### Aim
Of all the lines in these entries, how many contain the string "text"? Give only that count.

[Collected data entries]
====================

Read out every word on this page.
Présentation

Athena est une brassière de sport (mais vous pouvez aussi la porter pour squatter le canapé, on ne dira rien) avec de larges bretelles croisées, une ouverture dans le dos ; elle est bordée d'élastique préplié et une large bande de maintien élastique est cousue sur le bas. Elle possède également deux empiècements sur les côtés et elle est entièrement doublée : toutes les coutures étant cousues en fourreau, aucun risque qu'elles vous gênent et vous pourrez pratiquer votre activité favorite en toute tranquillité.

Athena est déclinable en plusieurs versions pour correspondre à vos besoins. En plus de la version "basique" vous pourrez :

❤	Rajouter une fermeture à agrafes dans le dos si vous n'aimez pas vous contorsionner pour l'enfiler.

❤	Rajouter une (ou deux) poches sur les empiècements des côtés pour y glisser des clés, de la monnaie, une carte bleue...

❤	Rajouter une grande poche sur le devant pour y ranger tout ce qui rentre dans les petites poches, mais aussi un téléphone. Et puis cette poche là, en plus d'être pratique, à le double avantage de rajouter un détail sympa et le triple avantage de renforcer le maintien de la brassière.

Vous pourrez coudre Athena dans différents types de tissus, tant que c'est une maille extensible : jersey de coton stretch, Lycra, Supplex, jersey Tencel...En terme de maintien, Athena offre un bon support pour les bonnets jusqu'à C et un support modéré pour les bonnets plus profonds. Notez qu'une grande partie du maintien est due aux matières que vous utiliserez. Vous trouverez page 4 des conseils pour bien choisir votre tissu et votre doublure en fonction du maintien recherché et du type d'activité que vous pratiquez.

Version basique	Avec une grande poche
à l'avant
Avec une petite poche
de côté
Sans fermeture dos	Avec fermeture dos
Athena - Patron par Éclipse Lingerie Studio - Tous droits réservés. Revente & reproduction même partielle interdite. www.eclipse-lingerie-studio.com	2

====================

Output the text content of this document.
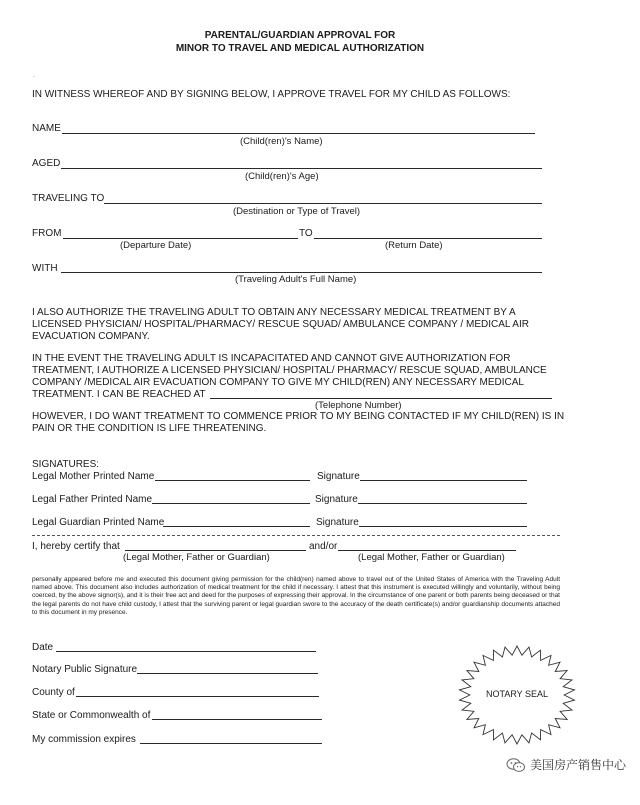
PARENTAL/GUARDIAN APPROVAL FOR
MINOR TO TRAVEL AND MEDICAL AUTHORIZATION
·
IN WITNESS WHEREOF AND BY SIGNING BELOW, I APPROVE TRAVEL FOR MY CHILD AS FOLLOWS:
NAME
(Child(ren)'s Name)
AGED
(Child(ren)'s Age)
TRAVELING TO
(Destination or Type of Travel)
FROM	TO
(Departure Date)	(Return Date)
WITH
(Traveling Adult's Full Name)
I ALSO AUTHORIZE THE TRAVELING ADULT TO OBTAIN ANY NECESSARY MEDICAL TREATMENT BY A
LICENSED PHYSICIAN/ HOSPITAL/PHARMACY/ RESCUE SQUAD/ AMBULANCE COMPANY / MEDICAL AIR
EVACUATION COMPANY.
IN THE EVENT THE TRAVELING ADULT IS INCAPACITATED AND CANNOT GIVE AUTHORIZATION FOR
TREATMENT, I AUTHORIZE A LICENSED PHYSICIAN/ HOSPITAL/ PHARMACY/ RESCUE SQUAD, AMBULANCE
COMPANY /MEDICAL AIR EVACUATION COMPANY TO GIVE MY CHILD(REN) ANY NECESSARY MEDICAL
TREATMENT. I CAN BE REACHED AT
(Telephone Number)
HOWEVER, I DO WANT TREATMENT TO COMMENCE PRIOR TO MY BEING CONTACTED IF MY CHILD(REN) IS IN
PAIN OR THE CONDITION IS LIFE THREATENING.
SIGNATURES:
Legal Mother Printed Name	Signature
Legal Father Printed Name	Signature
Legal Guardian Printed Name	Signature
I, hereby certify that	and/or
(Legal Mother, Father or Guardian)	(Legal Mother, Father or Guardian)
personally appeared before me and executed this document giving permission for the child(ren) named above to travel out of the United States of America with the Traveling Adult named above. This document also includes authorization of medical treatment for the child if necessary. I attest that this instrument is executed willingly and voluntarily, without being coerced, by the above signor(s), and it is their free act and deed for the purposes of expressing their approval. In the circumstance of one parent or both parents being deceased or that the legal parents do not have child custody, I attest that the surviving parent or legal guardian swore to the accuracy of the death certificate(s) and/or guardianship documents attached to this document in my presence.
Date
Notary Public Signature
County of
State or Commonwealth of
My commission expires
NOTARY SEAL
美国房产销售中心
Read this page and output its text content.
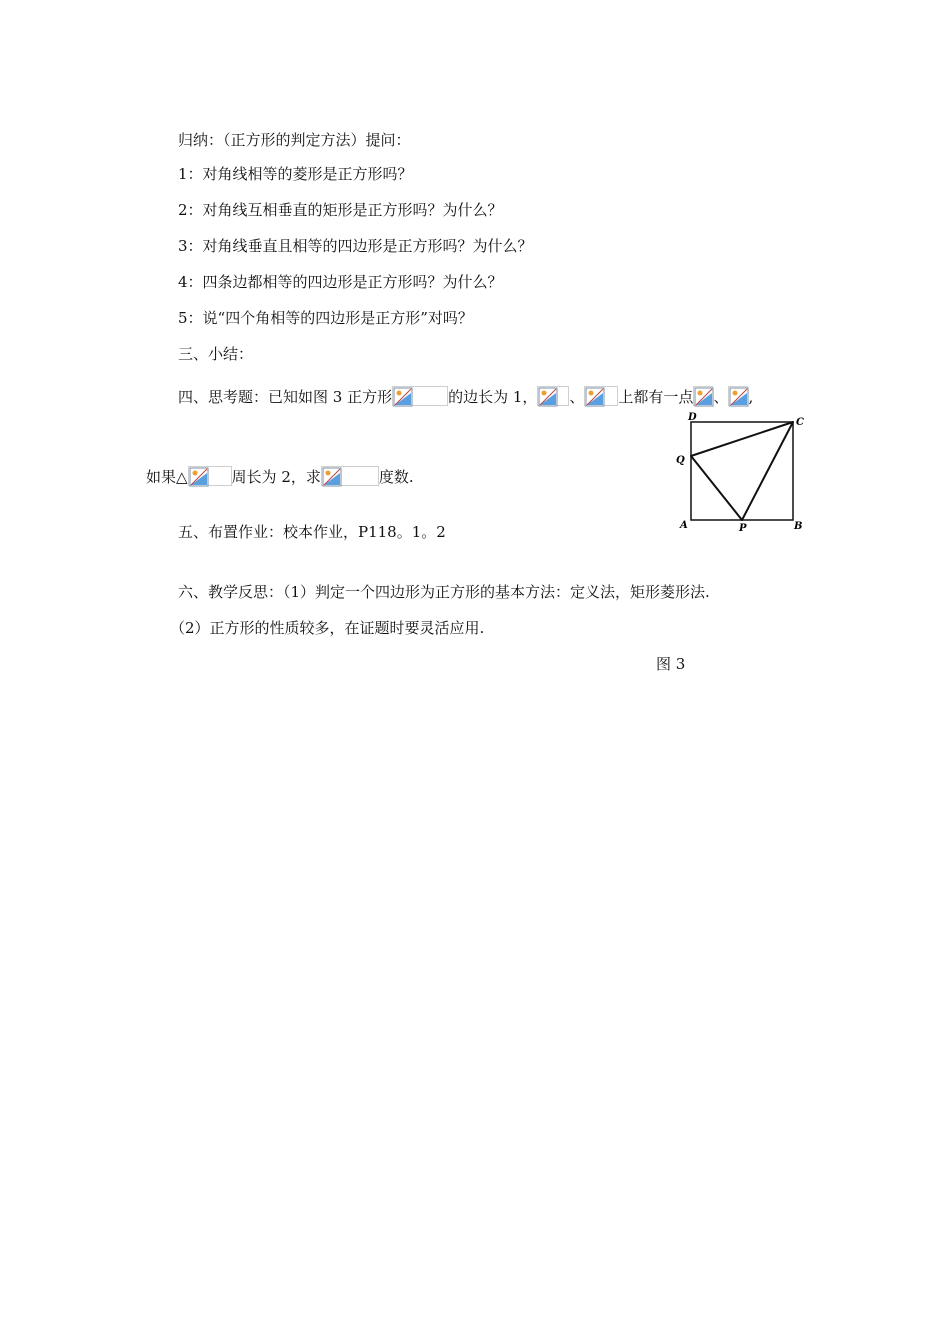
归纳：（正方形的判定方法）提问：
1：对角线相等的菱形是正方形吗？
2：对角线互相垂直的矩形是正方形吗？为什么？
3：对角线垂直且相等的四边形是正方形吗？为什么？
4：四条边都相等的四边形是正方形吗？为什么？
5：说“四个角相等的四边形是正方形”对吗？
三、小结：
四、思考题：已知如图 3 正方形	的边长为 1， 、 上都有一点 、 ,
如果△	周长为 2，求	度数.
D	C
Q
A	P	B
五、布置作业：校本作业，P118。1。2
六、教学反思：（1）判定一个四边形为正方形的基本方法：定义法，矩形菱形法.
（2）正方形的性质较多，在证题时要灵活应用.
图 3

====================

### Finished task
2